— Start of Exercise input —
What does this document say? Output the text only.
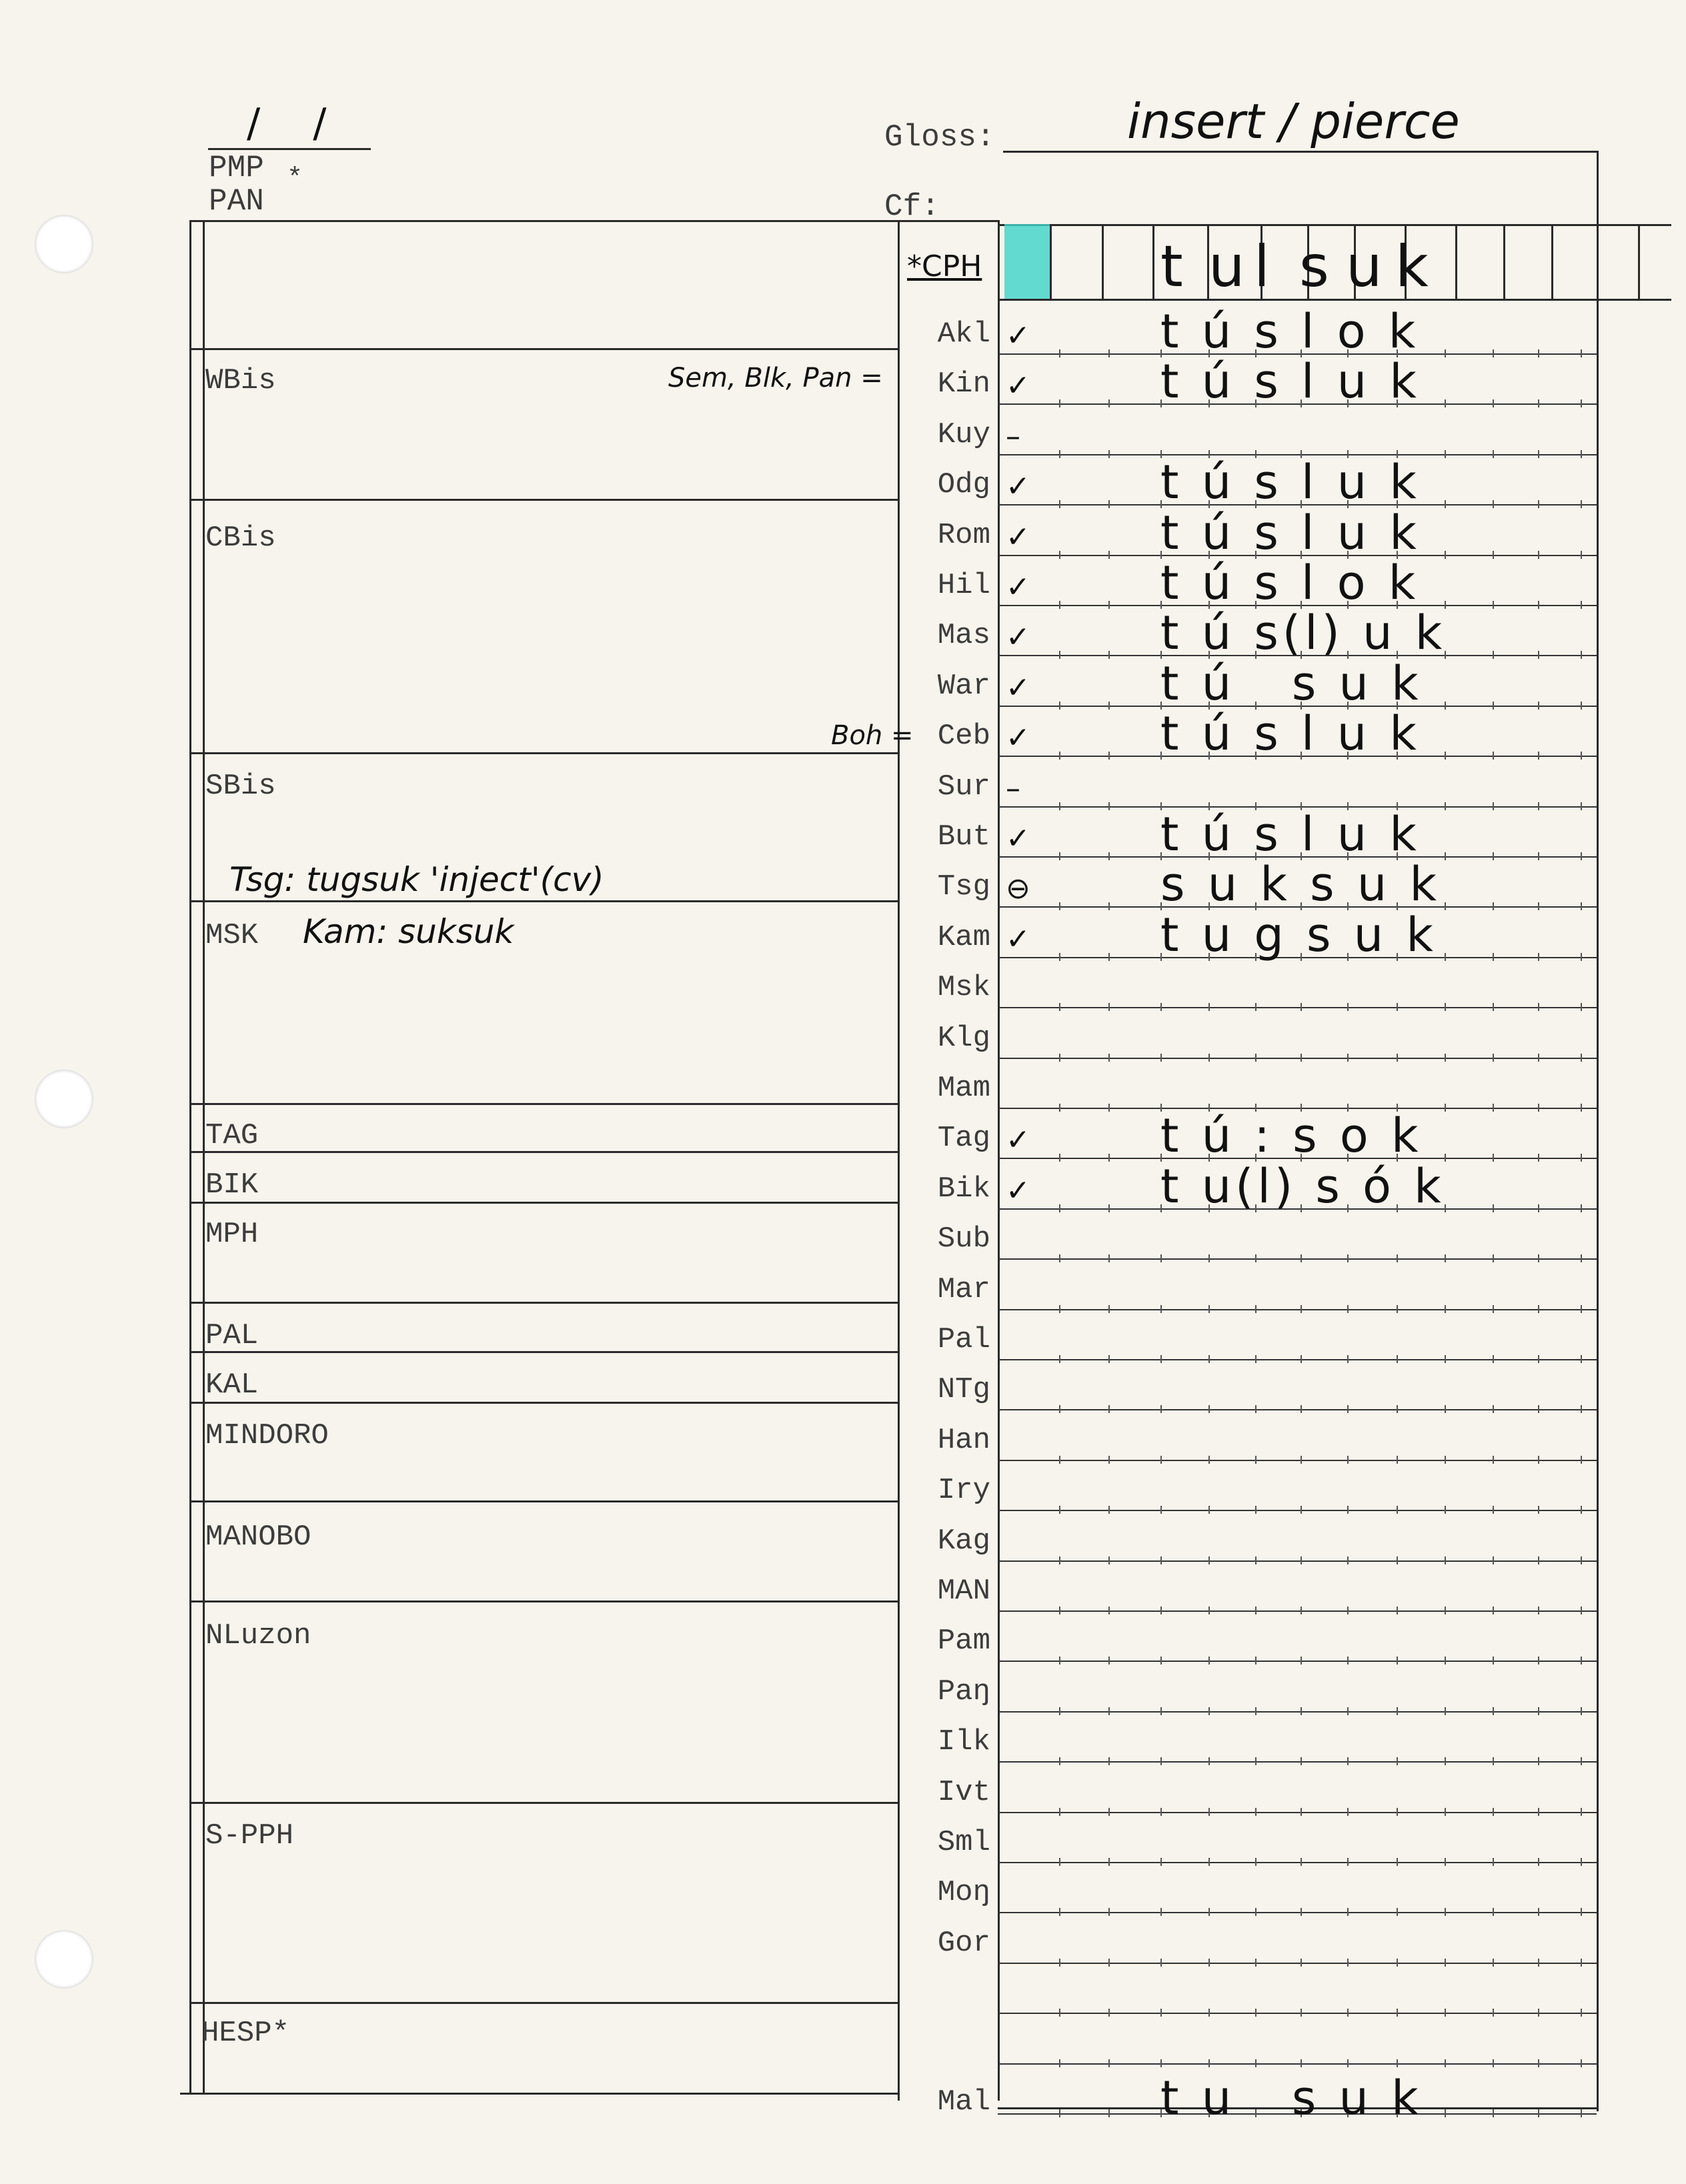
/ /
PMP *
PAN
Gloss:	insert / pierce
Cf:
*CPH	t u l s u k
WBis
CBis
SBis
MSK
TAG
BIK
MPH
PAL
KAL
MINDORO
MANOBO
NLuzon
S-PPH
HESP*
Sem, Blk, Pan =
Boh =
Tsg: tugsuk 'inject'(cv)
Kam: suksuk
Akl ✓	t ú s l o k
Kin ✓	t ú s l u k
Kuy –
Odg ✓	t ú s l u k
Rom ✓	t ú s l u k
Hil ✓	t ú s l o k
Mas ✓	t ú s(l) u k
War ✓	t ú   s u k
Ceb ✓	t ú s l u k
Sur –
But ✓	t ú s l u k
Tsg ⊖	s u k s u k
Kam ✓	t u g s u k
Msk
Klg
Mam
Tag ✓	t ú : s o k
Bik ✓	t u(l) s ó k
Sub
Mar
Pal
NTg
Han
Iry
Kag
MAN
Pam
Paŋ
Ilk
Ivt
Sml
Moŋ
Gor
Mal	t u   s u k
— End of Exercise input —
Work to do – Transcribe the records above exactly, omitting every picture they contain.

Solution to this exercise –
What does this document say? Output the text only.
/ /
PMP *
PAN
Gloss:	insert / pierce
Cf:
*CPH	t u l s u k
WBis
CBis
SBis
MSK
TAG
BIK
MPH
PAL
KAL
MINDORO
MANOBO
NLuzon
S-PPH
HESP*
Sem, Blk, Pan =
Boh =
Tsg: tugsuk 'inject'(cv)
Kam: suksuk
Akl ✓	t ú s l o k
Kin ✓	t ú s l u k
Kuy –
Odg ✓	t ú s l u k
Rom ✓	t ú s l u k
Hil ✓	t ú s l o k
Mas ✓	t ú s(l) u k
War ✓	t ú   s u k
Ceb ✓	t ú s l u k
Sur –
But ✓	t ú s l u k
Tsg ⊖	s u k s u k
Kam ✓	t u g s u k
Msk
Klg
Mam
Tag ✓	t ú : s o k
Bik ✓	t u(l) s ó k
Sub
Mar
Pal
NTg
Han
Iry
Kag
MAN
Pam
Paŋ
Ilk
Ivt
Sml
Moŋ
Gor
Mal	t u   s u k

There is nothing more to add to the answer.